Extracted data entries =>
•••

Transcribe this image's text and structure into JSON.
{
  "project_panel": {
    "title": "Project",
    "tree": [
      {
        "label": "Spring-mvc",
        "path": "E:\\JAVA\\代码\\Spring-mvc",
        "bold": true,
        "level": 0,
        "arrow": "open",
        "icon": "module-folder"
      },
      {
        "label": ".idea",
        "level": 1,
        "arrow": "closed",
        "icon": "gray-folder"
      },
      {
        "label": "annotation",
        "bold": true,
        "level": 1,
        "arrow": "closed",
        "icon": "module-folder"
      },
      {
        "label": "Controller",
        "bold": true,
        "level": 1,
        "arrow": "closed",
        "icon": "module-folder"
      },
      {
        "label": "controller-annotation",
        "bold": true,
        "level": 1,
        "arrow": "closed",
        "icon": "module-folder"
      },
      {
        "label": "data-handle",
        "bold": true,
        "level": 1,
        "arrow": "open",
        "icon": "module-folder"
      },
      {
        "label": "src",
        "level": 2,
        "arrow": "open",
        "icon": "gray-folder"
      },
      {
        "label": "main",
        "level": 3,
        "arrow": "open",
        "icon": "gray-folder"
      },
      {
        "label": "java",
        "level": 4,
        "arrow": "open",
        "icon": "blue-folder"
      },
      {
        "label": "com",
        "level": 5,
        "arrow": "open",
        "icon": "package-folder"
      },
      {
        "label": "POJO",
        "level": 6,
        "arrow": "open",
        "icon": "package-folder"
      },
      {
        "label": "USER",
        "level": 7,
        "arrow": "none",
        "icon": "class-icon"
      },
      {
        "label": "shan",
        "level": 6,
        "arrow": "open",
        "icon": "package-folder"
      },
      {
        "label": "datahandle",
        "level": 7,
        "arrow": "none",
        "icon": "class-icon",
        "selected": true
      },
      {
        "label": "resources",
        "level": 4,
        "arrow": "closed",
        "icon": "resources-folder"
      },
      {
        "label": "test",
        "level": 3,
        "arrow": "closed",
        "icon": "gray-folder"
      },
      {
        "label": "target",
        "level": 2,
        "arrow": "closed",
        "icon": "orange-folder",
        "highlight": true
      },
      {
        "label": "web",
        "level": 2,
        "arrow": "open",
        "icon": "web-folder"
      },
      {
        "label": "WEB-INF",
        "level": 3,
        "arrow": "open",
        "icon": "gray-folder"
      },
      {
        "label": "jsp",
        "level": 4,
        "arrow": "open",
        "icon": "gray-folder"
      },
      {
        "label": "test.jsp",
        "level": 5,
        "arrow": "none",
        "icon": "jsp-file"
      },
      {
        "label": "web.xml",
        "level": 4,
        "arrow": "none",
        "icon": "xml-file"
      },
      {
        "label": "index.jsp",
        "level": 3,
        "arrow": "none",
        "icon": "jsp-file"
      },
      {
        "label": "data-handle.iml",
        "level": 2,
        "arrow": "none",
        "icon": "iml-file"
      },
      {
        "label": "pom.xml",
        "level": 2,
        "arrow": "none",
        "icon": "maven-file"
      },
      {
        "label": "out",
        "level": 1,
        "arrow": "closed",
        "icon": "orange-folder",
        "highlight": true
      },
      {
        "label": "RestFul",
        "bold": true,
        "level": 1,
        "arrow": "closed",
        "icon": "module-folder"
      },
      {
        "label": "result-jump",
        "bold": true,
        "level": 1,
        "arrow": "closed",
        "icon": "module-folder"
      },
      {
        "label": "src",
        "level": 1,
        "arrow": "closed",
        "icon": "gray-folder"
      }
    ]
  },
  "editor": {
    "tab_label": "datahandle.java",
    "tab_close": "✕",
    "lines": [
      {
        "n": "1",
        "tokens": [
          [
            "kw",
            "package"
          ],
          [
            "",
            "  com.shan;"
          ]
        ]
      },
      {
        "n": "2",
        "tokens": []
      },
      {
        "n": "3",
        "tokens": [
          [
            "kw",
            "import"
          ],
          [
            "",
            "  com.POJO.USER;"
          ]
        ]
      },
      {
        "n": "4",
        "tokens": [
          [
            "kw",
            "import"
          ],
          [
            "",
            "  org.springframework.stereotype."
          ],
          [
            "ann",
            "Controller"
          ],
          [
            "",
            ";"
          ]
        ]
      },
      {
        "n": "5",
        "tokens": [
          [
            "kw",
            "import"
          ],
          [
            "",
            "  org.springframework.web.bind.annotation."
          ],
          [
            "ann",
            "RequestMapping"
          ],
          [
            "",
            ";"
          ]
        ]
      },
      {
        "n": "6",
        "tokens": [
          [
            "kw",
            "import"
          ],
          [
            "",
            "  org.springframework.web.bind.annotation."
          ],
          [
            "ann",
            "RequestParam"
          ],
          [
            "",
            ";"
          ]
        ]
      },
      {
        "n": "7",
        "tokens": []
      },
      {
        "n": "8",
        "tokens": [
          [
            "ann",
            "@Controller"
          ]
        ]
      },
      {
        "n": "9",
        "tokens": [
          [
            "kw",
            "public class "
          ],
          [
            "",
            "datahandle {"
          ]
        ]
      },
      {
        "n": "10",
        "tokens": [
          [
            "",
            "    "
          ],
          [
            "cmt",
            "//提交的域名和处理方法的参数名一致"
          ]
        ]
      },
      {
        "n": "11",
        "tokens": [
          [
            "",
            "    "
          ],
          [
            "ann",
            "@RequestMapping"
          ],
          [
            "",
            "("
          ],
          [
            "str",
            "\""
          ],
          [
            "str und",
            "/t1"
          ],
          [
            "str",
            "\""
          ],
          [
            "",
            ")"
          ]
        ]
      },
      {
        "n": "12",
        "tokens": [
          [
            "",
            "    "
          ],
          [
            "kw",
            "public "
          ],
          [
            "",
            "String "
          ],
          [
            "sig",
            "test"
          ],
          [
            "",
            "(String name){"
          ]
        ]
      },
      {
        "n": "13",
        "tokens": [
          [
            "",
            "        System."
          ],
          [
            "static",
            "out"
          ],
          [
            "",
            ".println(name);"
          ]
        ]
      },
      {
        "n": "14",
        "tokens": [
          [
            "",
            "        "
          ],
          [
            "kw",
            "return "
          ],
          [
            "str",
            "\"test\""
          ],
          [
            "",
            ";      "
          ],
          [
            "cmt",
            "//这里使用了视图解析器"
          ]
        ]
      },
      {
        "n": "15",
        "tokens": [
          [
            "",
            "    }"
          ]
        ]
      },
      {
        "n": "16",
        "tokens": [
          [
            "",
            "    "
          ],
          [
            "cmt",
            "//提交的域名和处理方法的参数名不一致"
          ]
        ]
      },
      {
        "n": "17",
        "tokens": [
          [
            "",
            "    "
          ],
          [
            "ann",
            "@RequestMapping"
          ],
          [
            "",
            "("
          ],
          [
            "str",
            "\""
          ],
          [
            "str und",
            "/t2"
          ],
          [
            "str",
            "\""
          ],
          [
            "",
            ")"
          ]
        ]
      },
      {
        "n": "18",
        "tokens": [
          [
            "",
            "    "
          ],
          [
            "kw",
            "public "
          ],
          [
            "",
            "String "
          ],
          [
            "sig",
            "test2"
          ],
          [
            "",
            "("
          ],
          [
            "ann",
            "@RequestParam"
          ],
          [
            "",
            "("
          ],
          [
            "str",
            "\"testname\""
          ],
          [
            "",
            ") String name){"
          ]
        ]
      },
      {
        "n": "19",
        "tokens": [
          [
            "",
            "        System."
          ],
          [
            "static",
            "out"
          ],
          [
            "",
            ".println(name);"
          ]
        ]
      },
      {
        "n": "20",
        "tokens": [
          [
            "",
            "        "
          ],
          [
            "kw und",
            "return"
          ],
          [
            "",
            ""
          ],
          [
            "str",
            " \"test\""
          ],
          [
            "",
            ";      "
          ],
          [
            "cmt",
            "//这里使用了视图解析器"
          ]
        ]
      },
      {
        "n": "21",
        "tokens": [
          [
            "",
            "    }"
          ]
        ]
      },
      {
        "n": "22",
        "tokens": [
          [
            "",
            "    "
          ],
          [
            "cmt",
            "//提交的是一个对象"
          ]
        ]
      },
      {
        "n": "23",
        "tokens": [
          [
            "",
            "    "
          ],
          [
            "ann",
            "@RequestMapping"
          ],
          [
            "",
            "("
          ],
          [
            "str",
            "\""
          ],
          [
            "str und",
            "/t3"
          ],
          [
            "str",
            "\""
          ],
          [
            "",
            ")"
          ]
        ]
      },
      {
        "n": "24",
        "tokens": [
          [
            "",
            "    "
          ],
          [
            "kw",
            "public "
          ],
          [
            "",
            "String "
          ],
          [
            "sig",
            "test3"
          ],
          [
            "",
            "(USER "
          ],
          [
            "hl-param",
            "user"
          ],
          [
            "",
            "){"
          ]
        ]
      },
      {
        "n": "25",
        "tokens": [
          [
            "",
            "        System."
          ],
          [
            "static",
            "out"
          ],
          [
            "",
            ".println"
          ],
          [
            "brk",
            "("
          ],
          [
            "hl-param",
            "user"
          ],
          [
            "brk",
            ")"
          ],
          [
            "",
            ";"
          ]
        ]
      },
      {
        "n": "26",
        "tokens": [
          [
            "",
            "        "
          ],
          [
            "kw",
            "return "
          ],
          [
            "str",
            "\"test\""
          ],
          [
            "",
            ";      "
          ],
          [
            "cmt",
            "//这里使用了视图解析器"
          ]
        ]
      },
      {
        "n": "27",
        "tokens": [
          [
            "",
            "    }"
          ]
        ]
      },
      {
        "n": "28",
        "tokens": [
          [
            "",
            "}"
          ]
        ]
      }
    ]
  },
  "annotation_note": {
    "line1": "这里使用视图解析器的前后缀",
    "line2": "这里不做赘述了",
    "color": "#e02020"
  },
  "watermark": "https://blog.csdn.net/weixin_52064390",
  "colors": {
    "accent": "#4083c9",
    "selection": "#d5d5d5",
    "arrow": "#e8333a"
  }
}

•••

WHAT YOU HAVE TO DO => Say the number of lines in the records above that include the string "datahandle", and no more.

OUTPUT FOR THIS TASK => 3